*REQUIREMENT*. Extract, from the records beneath this instruction, each line that contains the word "ГОСТ".

*SUPPLIED MATERIAL*.
========================================

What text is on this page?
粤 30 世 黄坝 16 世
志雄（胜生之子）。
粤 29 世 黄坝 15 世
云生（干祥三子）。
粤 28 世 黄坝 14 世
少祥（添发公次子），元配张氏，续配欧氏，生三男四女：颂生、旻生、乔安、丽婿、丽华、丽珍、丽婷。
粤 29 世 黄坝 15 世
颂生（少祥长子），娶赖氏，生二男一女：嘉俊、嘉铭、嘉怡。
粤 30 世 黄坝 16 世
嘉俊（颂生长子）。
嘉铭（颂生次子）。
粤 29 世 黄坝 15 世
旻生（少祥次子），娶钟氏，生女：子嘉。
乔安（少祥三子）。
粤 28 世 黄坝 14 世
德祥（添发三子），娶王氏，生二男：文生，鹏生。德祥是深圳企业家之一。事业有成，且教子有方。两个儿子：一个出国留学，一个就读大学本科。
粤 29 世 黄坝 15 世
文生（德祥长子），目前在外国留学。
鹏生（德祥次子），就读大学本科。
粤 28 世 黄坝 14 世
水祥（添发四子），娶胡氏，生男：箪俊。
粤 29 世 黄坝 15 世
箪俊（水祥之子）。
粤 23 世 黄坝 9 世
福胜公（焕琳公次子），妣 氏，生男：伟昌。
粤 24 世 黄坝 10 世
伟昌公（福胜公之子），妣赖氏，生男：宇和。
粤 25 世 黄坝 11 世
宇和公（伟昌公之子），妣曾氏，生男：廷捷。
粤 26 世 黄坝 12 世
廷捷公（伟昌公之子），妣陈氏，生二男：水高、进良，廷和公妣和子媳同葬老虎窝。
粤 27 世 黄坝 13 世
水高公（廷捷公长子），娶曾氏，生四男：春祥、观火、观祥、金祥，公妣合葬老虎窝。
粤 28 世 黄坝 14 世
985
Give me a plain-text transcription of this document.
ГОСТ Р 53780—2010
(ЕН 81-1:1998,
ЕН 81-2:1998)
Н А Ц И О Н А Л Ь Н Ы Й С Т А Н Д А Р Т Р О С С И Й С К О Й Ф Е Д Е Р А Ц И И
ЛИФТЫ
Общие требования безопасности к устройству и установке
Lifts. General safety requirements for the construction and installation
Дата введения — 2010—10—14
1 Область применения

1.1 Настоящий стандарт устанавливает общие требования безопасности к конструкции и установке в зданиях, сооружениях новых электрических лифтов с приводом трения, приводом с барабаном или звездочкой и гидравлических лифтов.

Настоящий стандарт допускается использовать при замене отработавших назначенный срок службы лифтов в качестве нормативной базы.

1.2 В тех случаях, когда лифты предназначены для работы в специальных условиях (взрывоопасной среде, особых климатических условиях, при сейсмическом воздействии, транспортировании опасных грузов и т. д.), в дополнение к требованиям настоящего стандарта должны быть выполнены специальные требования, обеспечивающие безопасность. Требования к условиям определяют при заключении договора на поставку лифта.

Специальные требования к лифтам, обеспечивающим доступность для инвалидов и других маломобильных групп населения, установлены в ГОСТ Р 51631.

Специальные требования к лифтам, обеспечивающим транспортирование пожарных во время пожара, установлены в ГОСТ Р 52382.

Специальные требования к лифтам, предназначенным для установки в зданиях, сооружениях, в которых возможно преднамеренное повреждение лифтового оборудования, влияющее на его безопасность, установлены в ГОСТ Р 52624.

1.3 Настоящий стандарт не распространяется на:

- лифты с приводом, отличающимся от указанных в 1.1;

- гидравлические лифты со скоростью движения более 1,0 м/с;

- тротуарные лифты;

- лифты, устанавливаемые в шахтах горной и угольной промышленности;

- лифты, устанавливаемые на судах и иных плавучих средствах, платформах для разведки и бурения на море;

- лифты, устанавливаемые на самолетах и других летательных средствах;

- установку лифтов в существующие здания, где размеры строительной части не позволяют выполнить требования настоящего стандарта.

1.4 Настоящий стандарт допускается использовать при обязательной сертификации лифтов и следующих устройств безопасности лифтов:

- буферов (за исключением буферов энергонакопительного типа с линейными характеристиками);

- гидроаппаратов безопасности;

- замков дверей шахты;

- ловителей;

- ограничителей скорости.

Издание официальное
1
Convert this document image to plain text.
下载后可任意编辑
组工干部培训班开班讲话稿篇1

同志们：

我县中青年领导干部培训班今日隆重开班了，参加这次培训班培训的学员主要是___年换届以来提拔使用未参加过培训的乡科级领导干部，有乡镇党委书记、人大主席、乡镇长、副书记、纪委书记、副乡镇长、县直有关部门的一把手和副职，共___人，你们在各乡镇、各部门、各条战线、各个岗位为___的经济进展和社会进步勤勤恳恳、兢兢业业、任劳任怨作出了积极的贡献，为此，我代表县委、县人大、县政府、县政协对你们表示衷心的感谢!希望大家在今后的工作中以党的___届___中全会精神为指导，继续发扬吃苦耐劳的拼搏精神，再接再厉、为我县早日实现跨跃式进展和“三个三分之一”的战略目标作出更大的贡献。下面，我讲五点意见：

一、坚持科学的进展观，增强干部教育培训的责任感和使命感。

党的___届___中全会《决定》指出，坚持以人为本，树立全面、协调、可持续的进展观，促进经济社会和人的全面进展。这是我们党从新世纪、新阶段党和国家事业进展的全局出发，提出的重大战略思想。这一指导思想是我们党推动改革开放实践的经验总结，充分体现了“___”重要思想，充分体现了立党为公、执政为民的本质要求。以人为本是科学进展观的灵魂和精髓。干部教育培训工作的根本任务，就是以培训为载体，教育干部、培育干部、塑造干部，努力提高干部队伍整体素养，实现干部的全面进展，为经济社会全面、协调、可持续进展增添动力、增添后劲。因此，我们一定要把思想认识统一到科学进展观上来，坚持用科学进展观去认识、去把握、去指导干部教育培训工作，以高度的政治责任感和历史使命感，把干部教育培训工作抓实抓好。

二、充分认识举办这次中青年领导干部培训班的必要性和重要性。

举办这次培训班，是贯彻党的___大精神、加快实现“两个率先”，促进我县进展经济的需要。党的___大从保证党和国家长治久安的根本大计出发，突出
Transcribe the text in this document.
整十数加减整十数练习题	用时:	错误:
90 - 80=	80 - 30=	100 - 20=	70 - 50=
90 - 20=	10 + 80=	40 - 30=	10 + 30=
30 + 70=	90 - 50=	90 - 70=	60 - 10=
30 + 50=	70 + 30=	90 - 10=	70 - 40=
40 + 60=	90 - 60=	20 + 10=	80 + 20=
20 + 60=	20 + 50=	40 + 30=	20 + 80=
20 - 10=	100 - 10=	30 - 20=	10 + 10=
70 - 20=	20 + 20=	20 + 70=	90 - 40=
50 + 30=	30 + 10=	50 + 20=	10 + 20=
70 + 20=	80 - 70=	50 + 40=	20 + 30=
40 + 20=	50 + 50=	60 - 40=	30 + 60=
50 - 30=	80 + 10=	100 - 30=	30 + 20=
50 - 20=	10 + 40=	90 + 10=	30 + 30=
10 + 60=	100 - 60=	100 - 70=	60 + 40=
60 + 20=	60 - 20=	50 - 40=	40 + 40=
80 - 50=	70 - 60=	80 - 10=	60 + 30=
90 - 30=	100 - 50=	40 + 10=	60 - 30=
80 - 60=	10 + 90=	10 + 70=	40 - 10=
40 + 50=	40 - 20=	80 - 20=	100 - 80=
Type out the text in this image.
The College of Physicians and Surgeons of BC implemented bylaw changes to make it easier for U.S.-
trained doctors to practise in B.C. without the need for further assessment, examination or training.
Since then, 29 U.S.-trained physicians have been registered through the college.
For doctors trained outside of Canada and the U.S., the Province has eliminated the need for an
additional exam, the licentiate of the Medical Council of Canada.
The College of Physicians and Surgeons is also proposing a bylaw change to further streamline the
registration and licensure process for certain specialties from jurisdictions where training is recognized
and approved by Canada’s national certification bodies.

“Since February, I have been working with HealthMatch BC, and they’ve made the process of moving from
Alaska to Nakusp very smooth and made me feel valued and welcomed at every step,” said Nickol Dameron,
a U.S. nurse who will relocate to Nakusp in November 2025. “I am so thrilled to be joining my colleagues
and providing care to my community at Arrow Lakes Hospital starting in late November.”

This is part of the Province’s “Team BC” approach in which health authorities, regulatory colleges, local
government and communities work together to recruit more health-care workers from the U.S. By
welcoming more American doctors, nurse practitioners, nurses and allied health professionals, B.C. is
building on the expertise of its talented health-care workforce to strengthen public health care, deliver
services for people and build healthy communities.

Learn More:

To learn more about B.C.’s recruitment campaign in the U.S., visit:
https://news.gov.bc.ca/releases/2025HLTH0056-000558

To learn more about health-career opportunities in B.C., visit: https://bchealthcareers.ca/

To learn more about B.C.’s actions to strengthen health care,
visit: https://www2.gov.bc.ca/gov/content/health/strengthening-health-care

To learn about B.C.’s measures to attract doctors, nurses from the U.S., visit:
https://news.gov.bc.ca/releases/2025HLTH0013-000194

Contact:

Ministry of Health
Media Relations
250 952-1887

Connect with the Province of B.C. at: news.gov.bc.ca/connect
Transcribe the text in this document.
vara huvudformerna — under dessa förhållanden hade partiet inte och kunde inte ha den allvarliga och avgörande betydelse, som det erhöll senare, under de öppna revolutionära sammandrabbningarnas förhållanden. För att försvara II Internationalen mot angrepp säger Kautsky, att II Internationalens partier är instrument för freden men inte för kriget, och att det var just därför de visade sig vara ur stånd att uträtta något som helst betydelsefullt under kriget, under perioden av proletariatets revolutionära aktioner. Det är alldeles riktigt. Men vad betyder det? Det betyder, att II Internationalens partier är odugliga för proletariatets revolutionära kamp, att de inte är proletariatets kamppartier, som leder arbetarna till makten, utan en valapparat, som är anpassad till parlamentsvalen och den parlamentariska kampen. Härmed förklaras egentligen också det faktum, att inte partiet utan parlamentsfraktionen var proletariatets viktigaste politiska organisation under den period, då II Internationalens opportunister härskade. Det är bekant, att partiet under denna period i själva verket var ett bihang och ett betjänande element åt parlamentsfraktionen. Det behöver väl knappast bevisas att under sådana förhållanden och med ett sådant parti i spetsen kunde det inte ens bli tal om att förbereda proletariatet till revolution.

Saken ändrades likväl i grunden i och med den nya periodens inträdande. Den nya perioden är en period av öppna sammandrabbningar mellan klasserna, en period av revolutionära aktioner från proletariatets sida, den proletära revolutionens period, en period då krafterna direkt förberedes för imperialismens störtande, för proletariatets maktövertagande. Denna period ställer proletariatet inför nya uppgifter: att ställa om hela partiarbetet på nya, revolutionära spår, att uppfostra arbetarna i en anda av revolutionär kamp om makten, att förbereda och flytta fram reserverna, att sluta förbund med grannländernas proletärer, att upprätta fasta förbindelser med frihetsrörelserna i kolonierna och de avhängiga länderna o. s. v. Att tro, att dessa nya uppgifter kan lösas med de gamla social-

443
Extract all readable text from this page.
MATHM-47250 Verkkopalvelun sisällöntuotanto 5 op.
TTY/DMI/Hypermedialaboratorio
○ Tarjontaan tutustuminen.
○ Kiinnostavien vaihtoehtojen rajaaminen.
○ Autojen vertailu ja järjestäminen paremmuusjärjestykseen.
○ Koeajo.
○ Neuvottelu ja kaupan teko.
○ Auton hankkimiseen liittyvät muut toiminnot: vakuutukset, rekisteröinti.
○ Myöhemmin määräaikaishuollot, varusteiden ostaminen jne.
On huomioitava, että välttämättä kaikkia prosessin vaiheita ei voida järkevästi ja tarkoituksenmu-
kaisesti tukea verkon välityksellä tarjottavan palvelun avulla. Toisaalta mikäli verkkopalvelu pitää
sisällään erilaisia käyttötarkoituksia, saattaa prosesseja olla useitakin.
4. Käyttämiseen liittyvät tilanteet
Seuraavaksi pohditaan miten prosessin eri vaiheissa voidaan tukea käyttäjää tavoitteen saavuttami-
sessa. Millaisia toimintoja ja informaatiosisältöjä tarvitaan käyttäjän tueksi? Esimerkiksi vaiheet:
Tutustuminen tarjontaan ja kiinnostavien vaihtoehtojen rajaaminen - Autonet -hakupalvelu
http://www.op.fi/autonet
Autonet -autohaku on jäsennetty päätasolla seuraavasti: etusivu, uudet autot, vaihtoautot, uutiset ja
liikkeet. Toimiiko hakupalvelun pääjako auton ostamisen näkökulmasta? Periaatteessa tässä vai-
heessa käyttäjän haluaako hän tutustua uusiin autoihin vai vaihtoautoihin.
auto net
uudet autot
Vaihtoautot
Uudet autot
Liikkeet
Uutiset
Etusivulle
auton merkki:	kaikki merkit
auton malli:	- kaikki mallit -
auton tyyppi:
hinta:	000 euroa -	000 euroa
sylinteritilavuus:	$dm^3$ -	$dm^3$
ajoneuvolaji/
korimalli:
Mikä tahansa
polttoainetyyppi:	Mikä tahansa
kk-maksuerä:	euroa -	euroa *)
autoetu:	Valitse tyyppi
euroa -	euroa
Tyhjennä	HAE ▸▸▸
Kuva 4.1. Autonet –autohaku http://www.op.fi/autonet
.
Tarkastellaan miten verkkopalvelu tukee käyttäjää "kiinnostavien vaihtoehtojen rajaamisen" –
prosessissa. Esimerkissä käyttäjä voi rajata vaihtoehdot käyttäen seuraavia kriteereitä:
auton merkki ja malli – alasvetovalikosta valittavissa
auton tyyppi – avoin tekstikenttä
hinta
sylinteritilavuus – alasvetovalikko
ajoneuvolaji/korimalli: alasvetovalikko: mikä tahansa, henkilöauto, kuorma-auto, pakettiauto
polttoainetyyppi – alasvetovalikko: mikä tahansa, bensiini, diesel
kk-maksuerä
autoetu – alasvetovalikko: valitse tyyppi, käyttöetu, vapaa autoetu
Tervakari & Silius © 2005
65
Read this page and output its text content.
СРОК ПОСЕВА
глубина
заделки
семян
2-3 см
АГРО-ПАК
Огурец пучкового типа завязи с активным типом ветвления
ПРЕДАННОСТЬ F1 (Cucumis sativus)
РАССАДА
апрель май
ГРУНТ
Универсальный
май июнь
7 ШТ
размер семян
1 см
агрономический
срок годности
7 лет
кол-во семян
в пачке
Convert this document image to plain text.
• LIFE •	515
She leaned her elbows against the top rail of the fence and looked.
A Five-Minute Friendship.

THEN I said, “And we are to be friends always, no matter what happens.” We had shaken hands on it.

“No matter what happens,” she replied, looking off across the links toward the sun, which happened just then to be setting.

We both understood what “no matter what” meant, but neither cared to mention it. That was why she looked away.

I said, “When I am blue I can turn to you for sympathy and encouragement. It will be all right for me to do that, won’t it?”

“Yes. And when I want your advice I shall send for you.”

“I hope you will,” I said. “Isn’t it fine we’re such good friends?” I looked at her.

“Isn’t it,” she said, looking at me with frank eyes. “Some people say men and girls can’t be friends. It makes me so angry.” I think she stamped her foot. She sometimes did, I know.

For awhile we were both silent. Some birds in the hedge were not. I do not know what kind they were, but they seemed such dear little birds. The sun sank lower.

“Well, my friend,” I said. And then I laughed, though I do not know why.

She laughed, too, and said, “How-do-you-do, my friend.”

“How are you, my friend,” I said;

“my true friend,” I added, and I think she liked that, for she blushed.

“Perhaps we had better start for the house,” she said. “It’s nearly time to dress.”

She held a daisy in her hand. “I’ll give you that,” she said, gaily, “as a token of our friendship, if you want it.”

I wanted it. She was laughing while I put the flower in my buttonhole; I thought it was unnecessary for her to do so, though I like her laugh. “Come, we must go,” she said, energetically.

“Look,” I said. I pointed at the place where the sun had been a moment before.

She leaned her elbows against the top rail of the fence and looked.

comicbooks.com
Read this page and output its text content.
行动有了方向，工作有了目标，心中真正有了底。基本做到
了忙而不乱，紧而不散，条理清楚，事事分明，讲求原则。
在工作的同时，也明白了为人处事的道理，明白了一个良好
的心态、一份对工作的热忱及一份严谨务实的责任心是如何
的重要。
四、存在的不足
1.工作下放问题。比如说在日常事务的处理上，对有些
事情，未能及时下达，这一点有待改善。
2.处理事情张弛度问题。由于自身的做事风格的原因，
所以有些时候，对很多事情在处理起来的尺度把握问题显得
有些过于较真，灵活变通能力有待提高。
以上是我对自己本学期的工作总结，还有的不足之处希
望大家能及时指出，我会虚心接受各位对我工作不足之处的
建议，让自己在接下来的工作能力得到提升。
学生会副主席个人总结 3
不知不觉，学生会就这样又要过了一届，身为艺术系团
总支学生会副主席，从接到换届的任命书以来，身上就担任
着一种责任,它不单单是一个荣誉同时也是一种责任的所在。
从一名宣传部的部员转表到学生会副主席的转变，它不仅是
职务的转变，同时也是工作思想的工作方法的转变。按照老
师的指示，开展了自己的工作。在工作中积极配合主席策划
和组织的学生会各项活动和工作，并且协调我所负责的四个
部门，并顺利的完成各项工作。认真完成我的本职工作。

========================================

*THE RESULT*.
ГОСТ Р 53780—2010
Специальные требования к лифтам, обеспечивающим доступность для инвалидов и других маломобильных групп населения, установлены в ГОСТ Р 51631.
Специальные требования к лифтам, обеспечивающим транспортирование пожарных во время пожара, установлены в ГОСТ Р 52382.
Специальные требования к лифтам, предназначенным для установки в зданиях, сооружениях, в которых возможно преднамеренное повреждение лифтового оборудования, влияющее на его безопасность, установлены в ГОСТ Р 52624.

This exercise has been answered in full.